Collected data:
::::
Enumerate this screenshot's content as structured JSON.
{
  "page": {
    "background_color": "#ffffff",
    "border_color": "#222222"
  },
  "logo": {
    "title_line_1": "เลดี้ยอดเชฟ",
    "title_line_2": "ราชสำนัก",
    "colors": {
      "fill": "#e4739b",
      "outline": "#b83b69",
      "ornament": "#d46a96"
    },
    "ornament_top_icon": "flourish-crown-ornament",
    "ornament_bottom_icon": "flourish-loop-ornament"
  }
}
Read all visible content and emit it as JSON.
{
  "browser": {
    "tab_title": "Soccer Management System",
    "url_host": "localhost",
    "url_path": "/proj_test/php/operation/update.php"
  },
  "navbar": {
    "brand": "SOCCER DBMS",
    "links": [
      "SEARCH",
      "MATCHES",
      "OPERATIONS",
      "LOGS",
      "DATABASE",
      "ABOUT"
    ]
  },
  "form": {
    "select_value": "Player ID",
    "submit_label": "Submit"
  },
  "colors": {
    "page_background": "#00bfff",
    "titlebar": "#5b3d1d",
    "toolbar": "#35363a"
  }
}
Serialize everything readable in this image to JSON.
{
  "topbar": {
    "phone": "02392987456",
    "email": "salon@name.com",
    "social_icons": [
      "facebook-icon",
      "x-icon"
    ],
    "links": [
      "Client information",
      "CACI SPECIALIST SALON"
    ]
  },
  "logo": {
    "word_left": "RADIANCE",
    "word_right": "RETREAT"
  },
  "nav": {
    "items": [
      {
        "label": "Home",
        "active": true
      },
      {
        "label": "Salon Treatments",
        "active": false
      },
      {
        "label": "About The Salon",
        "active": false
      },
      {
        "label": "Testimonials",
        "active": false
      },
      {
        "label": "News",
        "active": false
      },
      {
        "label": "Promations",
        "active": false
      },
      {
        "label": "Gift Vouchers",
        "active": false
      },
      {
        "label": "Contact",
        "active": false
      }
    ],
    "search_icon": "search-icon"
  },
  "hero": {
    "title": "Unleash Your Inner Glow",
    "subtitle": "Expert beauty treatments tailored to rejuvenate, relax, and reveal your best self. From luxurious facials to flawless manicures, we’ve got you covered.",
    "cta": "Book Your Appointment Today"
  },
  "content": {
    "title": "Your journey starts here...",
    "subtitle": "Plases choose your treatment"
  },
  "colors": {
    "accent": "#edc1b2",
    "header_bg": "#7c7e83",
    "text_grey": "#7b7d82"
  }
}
::::
### Requirements:
Please set down all the data word for word.

### Written answer:
Enumerate this screenshot's content as structured JSON.
{
  "page": {
    "background_color": "#ffffff",
    "border_color": "#222222"
  },
  "logo": {
    "title_line_1": "เลดี้ยอดเชฟ",
    "title_line_2": "ราชสำนัก",
    "colors": {
      "fill": "#e4739b",
      "outline": "#b83b69",
      "ornament": "#d46a96"
    },
    "ornament_top_icon": "flourish-crown-ornament",
    "ornament_bottom_icon": "flourish-loop-ornament"
  }
}
Read all visible content and emit it as JSON.
{
  "browser": {
    "tab_title": "Soccer Management System",
    "url_host": "localhost",
    "url_path": "/proj_test/php/operation/update.php"
  },
  "navbar": {
    "brand": "SOCCER DBMS",
    "links": [
      "SEARCH",
      "MATCHES",
      "OPERATIONS",
      "LOGS",
      "DATABASE",
      "ABOUT"
    ]
  },
  "form": {
    "select_value": "Player ID",
    "submit_label": "Submit"
  },
  "colors": {
    "page_background": "#00bfff",
    "titlebar": "#5b3d1d",
    "toolbar": "#35363a"
  }
}
Serialize everything readable in this image to JSON.
{
  "topbar": {
    "phone": "02392987456",
    "email": "salon@name.com",
    "social_icons": [
      "facebook-icon",
      "x-icon"
    ],
    "links": [
      "Client information",
      "CACI SPECIALIST SALON"
    ]
  },
  "logo": {
    "word_left": "RADIANCE",
    "word_right": "RETREAT"
  },
  "nav": {
    "items": [
      {
        "label": "Home",
        "active": true
      },
      {
        "label": "Salon Treatments",
        "active": false
      },
      {
        "label": "About The Salon",
        "active": false
      },
      {
        "label": "Testimonials",
        "active": false
      },
      {
        "label": "News",
        "active": false
      },
      {
        "label": "Promations",
        "active": false
      },
      {
        "label": "Gift Vouchers",
        "active": false
      },
      {
        "label": "Contact",
        "active": false
      }
    ],
    "search_icon": "search-icon"
  },
  "hero": {
    "title": "Unleash Your Inner Glow",
    "subtitle": "Expert beauty treatments tailored to rejuvenate, relax, and reveal your best self. From luxurious facials to flawless manicures, we’ve got you covered.",
    "cta": "Book Your Appointment Today"
  },
  "content": {
    "title": "Your journey starts here...",
    "subtitle": "Plases choose your treatment"
  },
  "colors": {
    "accent": "#edc1b2",
    "header_bg": "#7c7e83",
    "text_grey": "#7b7d82"
  }
}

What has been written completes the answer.